TASK INPUTS:
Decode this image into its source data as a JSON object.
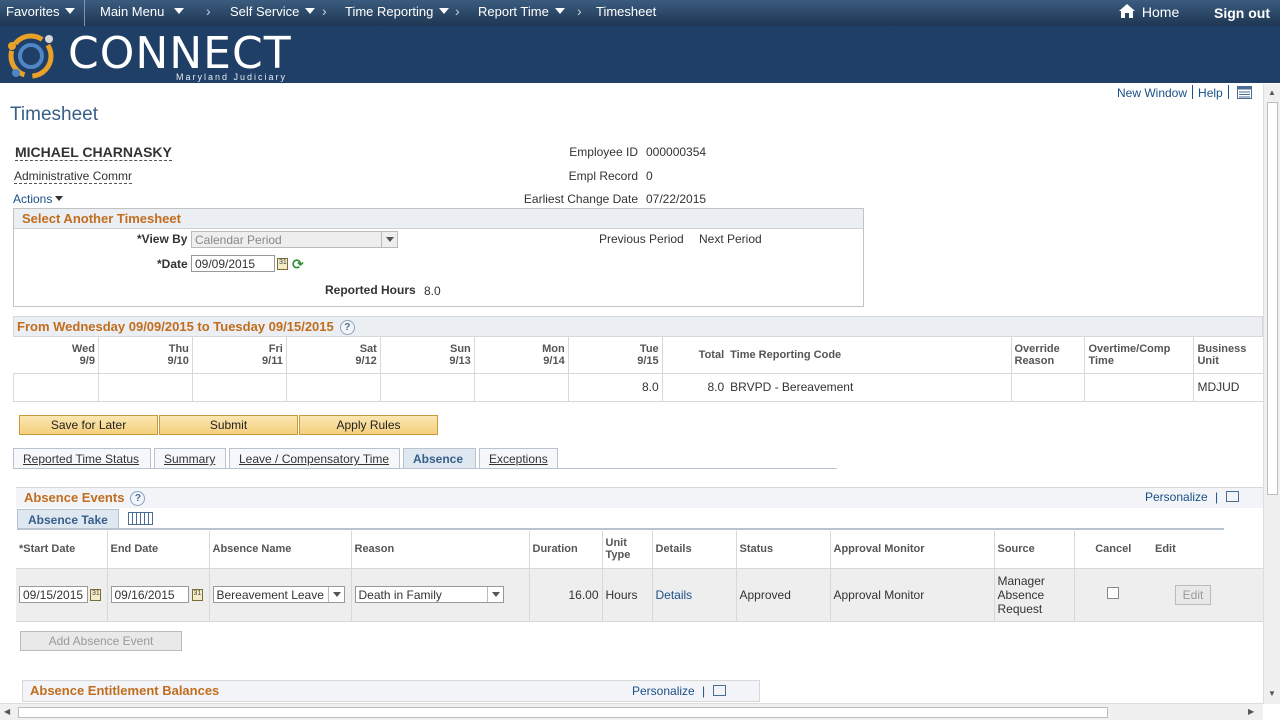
{
  "topnav": {
    "favorites": "Favorites",
    "main_menu": "Main Menu",
    "breadcrumb": [
      "Self Service",
      "Time Reporting",
      "Report Time",
      "Timesheet"
    ],
    "home": "Home",
    "signout": "Sign out"
  },
  "banner": {
    "logo": "CONNECT",
    "logo_sub": "Maryland Judiciary"
  },
  "page_links": {
    "new_window": "New Window",
    "help": "Help"
  },
  "page": {
    "title": "Timesheet"
  },
  "employee": {
    "name": "MICHAEL CHARNASKY",
    "title": "Administrative Commr",
    "actions": "Actions",
    "id_label": "Employee ID",
    "id": "000000354",
    "rec_label": "Empl Record",
    "rec": "0",
    "ecd_label": "Earliest Change Date",
    "ecd": "07/22/2015"
  },
  "select_ts": {
    "title": "Select Another Timesheet",
    "view_by_label": "*View By",
    "view_by": "Calendar Period",
    "date_label": "*Date",
    "date": "09/09/2015",
    "prev": "Previous Period",
    "next": "Next Period",
    "reported_label": "Reported Hours",
    "reported": "8.0"
  },
  "period": {
    "title": "From Wednesday 09/09/2015 to Tuesday 09/15/2015",
    "days": [
      {
        "d": "Wed",
        "n": "9/9",
        "v": ""
      },
      {
        "d": "Thu",
        "n": "9/10",
        "v": ""
      },
      {
        "d": "Fri",
        "n": "9/11",
        "v": ""
      },
      {
        "d": "Sat",
        "n": "9/12",
        "v": ""
      },
      {
        "d": "Sun",
        "n": "9/13",
        "v": ""
      },
      {
        "d": "Mon",
        "n": "9/14",
        "v": ""
      },
      {
        "d": "Tue",
        "n": "9/15",
        "v": "8.0"
      }
    ],
    "total_h": "Total",
    "total": "8.0",
    "trc_h": "Time Reporting Code",
    "trc": "BRVPD - Bereavement",
    "override_h1": "Override",
    "override_h2": "Reason",
    "override": "",
    "ot_h1": "Overtime/Comp",
    "ot_h2": "Time",
    "ot": "",
    "bu_h1": "Business",
    "bu_h2": "Unit",
    "bu": "MDJUD"
  },
  "buttons": {
    "save": "Save for Later",
    "submit": "Submit",
    "apply": "Apply Rules"
  },
  "tabs": [
    "Reported Time Status",
    "Summary",
    "Leave / Compensatory Time",
    "Absence",
    "Exceptions"
  ],
  "absence": {
    "title": "Absence Events",
    "personalize": "Personalize",
    "subtab": "Absence Take",
    "headers": {
      "start": "*Start Date",
      "end": "End Date",
      "name": "Absence Name",
      "reason": "Reason",
      "duration": "Duration",
      "unit1": "Unit",
      "unit2": "Type",
      "details": "Details",
      "status": "Status",
      "approval": "Approval Monitor",
      "source": "Source",
      "cancel": "Cancel",
      "edit": "Edit"
    },
    "row": {
      "start": "09/15/2015",
      "end": "09/16/2015",
      "name": "Bereavement Leave",
      "reason": "Death in Family",
      "duration": "16.00",
      "unit": "Hours",
      "details": "Details",
      "status": "Approved",
      "approval": "Approval Monitor",
      "source1": "Manager",
      "source2": "Absence",
      "source3": "Request",
      "edit": "Edit"
    },
    "add_btn": "Add Absence Event"
  },
  "entitlement": {
    "title": "Absence Entitlement Balances",
    "personalize": "Personalize"
  },
  "colors": {
    "nav": "#1f3f66",
    "section": "#c16d1e",
    "link": "#1a4f88",
    "button": "#f5cf7c"
  }
}
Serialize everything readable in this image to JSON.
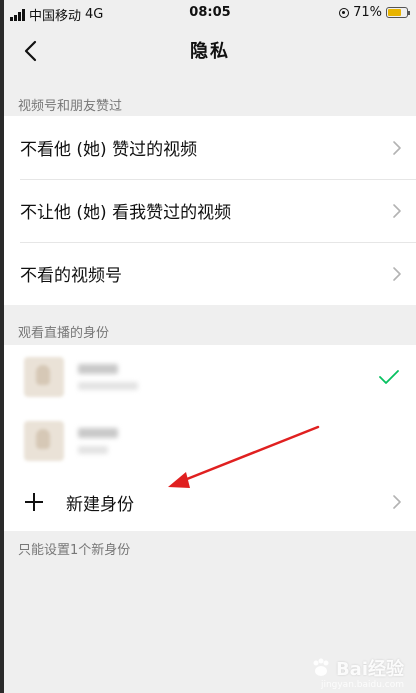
{
  "status_bar": {
    "carrier": "中国移动",
    "network": "4G",
    "time": "08:05",
    "battery": "71%",
    "battery_level": 0.71
  },
  "nav": {
    "title": "隐私"
  },
  "section_likes": {
    "header": "视频号和朋友赞过",
    "rows": [
      {
        "label": "不看他 (她) 赞过的视频"
      },
      {
        "label": "不让他 (她) 看我赞过的视频"
      },
      {
        "label": "不看的视频号"
      }
    ]
  },
  "section_identity": {
    "header": "观看直播的身份",
    "identities": [
      {
        "name": "",
        "selected": true
      },
      {
        "name": "",
        "selected": false
      }
    ],
    "new_identity_label": "新建身份"
  },
  "footer_note": "只能设置1个新身份",
  "colors": {
    "background": "#efefef",
    "check_green": "#07c160",
    "arrow_red": "#e02020"
  },
  "watermark": {
    "text": "Bai经验",
    "sub": "jingyan.baidu.com"
  }
}
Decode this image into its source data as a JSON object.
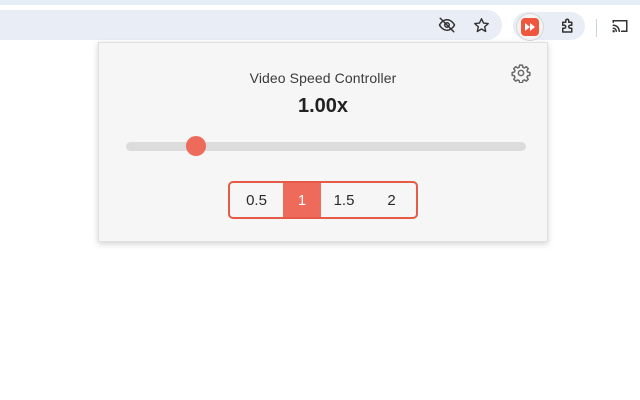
{
  "toolbar": {
    "icons": [
      "eye-slash-icon",
      "star-icon",
      "video-speed-extension-icon",
      "extensions-puzzle-icon",
      "cast-icon"
    ]
  },
  "popup": {
    "title": "Video Speed Controller",
    "speed_display": "1.00x",
    "settings_icon": "gear-icon",
    "slider": {
      "value": 1.0,
      "level": 0.176
    },
    "presets": [
      {
        "label": "0.5",
        "selected": false
      },
      {
        "label": "1",
        "selected": true
      },
      {
        "label": "1.5",
        "selected": false
      },
      {
        "label": "2",
        "selected": false
      }
    ]
  },
  "colors": {
    "accent": "#ee6b5b",
    "accent_border": "#e65a48",
    "popup_bg": "#f6f6f6",
    "track": "#dcdcdc",
    "extension_icon": "#f0563e"
  }
}
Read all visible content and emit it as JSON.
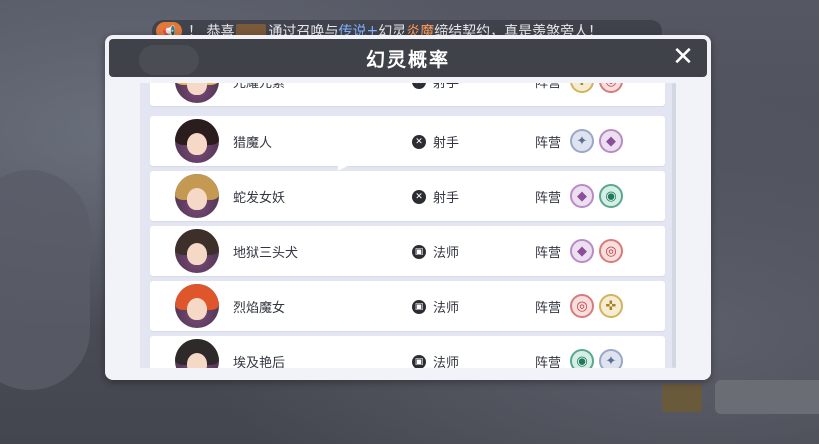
{
  "ticker": {
    "icon": "horn-icon",
    "prefix": "！ 恭喜",
    "middle": "通过召唤与",
    "legend": "传说",
    "plus": "+",
    "spirit": "幻灵",
    "fire": "炎魔",
    "suffix": "缔结契约，真是羡煞旁人！"
  },
  "dialog": {
    "title": "幻灵概率",
    "close_label": "✕"
  },
  "faction_label": "阵营",
  "heroes": [
    {
      "name": "光耀元素",
      "role": "射手",
      "role_icon": "archer-icon",
      "factions": [
        "wing",
        "spiral"
      ],
      "hair_color": "#e2b85a"
    },
    {
      "name": "猎魔人",
      "role": "射手",
      "role_icon": "archer-icon",
      "factions": [
        "star",
        "diamond"
      ],
      "hair_color": "#2b1c1e"
    },
    {
      "name": "蛇发女妖",
      "role": "射手",
      "role_icon": "archer-icon",
      "factions": [
        "diamond",
        "eye"
      ],
      "hair_color": "#c49a52"
    },
    {
      "name": "地狱三头犬",
      "role": "法师",
      "role_icon": "mage-icon",
      "factions": [
        "diamond",
        "spiral"
      ],
      "hair_color": "#3d302a"
    },
    {
      "name": "烈焰魔女",
      "role": "法师",
      "role_icon": "mage-icon",
      "factions": [
        "spiral",
        "wing"
      ],
      "hair_color": "#e0562c"
    },
    {
      "name": "埃及艳后",
      "role": "法师",
      "role_icon": "mage-icon",
      "factions": [
        "eye",
        "star"
      ],
      "hair_color": "#2f2a2a"
    }
  ],
  "faction_glyphs": {
    "star": "✦",
    "diamond": "◆",
    "spiral": "◎",
    "eye": "◉",
    "wing": "✜"
  }
}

PROBLEM REQUIREMENTS:
Looking at the records above, extract only the lines from the one with "Read all visible content and emit it as JSON." through the last line, exactly, with the pictures left out.

EXERCISE RESPONSE:
Read all visible content and emit it as JSON.
{
  "ticker": {
    "icon": "horn-icon",
    "prefix": "！ 恭喜",
    "middle": "通过召唤与",
    "legend": "传说",
    "plus": "+",
    "spirit": "幻灵",
    "fire": "炎魔",
    "suffix": "缔结契约，真是羡煞旁人！"
  },
  "dialog": {
    "title": "幻灵概率",
    "close_label": "✕"
  },
  "faction_label": "阵营",
  "heroes": [
    {
      "name": "光耀元素",
      "role": "射手",
      "role_icon": "archer-icon",
      "factions": [
        "wing",
        "spiral"
      ],
      "hair_color": "#e2b85a"
    },
    {
      "name": "猎魔人",
      "role": "射手",
      "role_icon": "archer-icon",
      "factions": [
        "star",
        "diamond"
      ],
      "hair_color": "#2b1c1e"
    },
    {
      "name": "蛇发女妖",
      "role": "射手",
      "role_icon": "archer-icon",
      "factions": [
        "diamond",
        "eye"
      ],
      "hair_color": "#c49a52"
    },
    {
      "name": "地狱三头犬",
      "role": "法师",
      "role_icon": "mage-icon",
      "factions": [
        "diamond",
        "spiral"
      ],
      "hair_color": "#3d302a"
    },
    {
      "name": "烈焰魔女",
      "role": "法师",
      "role_icon": "mage-icon",
      "factions": [
        "spiral",
        "wing"
      ],
      "hair_color": "#e0562c"
    },
    {
      "name": "埃及艳后",
      "role": "法师",
      "role_icon": "mage-icon",
      "factions": [
        "eye",
        "star"
      ],
      "hair_color": "#2f2a2a"
    }
  ],
  "faction_glyphs": {
    "star": "✦",
    "diamond": "◆",
    "spiral": "◎",
    "eye": "◉",
    "wing": "✜"
  }
}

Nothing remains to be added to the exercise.